--- BEGIN RECORDS TO USE ---

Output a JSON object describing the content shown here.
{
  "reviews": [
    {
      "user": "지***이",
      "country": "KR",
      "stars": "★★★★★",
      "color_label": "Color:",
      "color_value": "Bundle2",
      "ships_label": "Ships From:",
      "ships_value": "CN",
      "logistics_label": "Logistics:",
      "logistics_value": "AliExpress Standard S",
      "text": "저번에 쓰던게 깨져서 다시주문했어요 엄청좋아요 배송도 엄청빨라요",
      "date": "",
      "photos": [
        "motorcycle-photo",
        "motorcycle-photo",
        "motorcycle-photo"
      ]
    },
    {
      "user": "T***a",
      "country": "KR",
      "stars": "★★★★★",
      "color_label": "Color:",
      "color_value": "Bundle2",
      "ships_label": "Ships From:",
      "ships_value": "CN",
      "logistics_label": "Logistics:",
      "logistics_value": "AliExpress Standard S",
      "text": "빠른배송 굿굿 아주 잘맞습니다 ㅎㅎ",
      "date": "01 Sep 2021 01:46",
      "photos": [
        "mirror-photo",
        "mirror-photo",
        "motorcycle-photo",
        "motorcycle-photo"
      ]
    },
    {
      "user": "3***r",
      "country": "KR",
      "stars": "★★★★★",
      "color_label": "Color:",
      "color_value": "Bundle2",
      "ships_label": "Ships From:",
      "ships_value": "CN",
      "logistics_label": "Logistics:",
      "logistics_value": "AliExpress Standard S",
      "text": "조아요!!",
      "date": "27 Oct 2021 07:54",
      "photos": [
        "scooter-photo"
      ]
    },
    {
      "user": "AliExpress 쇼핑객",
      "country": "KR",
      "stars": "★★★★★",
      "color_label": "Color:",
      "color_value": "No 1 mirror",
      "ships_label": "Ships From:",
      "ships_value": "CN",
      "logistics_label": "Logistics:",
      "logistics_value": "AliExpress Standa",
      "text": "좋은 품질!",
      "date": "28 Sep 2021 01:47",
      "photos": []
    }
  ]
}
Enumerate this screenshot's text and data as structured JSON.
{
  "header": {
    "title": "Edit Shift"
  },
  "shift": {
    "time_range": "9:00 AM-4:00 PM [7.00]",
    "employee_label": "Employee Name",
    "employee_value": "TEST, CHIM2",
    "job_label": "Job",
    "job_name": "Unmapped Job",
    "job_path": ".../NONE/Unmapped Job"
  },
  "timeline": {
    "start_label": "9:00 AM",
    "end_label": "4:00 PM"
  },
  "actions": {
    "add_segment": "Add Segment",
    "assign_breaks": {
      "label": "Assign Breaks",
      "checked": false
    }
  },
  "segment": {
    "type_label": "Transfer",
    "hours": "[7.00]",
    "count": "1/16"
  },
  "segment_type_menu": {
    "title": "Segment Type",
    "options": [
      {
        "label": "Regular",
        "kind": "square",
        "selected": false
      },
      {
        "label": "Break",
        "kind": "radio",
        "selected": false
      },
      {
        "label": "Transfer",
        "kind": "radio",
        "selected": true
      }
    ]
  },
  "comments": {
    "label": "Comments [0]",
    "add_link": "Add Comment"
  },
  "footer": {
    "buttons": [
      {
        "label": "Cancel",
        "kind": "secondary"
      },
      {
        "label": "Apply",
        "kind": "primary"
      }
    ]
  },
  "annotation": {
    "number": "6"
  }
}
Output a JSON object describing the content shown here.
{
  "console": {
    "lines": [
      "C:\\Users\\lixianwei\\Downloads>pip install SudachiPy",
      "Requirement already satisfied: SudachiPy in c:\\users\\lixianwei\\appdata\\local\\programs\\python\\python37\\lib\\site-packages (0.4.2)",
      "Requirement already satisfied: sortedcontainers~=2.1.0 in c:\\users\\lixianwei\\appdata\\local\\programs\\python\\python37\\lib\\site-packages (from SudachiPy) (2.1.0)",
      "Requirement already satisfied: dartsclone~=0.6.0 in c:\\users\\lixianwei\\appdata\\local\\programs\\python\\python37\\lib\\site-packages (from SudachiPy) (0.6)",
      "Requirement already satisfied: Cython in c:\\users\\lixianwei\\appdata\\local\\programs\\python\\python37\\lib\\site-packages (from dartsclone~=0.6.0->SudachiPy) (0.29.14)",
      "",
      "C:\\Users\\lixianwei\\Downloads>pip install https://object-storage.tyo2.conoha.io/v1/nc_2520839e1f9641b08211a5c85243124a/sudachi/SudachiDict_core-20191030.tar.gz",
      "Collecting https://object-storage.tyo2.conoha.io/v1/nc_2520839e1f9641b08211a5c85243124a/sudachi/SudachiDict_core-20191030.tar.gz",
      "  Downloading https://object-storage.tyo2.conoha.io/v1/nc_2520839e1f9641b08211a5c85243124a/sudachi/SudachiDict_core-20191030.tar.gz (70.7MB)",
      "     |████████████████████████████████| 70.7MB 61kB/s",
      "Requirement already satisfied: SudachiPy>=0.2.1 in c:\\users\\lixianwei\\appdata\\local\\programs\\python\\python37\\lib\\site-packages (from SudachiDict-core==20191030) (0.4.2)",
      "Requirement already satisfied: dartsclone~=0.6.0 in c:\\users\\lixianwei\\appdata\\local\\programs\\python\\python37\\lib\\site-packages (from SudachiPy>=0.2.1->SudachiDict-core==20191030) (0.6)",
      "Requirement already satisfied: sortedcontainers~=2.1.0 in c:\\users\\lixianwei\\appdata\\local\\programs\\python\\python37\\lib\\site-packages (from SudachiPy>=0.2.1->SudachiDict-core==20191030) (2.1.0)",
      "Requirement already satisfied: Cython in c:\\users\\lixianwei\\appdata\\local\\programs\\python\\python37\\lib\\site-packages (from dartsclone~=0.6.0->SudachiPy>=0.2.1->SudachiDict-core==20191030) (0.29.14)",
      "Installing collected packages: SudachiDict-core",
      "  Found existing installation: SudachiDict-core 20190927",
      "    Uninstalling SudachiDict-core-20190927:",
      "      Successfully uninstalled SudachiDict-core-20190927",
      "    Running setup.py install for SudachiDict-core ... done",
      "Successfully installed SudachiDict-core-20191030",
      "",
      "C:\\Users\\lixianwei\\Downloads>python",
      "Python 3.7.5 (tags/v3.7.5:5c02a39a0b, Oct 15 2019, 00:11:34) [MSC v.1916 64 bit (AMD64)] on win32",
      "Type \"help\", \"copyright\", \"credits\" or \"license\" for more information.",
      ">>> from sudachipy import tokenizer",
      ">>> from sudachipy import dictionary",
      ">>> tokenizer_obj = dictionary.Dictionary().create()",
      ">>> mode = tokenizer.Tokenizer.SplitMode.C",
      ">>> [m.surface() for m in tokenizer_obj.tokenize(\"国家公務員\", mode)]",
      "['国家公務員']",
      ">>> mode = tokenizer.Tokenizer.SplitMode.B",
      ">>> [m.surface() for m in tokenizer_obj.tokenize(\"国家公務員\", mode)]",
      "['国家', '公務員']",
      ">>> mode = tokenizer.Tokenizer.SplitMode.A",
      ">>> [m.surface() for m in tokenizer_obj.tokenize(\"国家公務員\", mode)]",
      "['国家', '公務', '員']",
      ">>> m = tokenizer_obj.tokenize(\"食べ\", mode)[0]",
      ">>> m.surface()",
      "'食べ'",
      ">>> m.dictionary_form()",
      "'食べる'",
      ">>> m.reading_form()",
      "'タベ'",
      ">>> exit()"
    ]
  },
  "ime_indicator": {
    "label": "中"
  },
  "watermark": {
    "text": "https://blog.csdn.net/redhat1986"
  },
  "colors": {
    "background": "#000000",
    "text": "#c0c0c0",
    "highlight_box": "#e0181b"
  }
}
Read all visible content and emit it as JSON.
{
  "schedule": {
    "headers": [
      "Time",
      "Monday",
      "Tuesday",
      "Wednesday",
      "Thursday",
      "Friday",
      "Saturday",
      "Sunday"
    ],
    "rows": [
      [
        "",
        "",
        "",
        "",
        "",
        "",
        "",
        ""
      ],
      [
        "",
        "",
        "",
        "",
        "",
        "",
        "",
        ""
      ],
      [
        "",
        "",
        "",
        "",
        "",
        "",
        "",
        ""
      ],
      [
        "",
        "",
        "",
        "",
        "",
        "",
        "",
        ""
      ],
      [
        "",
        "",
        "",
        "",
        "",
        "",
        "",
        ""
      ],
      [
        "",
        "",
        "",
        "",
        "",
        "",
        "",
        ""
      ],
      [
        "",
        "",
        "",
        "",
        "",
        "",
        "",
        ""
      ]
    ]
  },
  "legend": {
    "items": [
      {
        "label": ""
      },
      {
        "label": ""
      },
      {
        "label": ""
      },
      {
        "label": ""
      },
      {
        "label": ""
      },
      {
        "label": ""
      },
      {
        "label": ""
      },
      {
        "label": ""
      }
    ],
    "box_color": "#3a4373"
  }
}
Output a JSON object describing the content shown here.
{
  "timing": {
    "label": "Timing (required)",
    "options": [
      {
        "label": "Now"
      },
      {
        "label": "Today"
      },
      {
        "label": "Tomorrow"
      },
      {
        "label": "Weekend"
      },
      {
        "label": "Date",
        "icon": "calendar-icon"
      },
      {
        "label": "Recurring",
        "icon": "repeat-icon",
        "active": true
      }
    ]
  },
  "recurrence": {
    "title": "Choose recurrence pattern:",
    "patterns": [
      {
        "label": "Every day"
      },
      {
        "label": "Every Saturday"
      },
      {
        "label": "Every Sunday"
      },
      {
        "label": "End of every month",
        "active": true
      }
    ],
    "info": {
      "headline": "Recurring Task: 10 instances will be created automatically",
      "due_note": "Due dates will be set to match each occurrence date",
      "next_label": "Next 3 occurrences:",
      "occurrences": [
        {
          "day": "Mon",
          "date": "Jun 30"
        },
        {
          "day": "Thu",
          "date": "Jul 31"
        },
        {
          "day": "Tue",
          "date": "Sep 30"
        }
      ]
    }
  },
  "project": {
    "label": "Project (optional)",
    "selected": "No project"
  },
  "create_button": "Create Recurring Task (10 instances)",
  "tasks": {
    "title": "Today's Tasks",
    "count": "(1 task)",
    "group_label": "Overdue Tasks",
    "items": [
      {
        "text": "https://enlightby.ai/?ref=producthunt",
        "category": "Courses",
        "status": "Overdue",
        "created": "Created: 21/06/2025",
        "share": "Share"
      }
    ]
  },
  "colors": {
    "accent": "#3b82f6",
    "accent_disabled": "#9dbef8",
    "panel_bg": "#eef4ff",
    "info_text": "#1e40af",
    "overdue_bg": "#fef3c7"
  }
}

--- END RECORDS TO USE ---

PROBLEM STATEMENT = Each line that contains the string "SplitMode" counts once; say how many there are and nothing else.

OUTPUT BELOW = 3